__Your task__.
Go through the data below. List every line that holds the word "said".

__Provided material__.

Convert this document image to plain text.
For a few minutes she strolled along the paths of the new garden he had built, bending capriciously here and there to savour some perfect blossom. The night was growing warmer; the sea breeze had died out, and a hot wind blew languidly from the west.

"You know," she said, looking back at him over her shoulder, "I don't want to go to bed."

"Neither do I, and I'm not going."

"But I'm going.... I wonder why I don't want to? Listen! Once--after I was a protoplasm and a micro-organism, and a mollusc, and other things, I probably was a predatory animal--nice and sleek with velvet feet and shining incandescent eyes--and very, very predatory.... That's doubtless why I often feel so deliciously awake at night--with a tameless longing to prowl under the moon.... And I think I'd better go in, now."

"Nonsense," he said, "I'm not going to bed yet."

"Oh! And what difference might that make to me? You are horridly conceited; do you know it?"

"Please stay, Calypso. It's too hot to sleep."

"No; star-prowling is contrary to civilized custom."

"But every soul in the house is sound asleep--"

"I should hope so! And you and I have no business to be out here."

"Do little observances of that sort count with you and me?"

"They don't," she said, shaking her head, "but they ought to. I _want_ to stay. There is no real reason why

__Answer to this exercise__.
"You know," she said, looking back at him over her shoulder, "I don't want to go to bed."
"Nonsense," he said, "I'm not going to bed yet."
"They don't," she said, shaking her head, "but they ought to. I _want_ to stay. There is no real reason why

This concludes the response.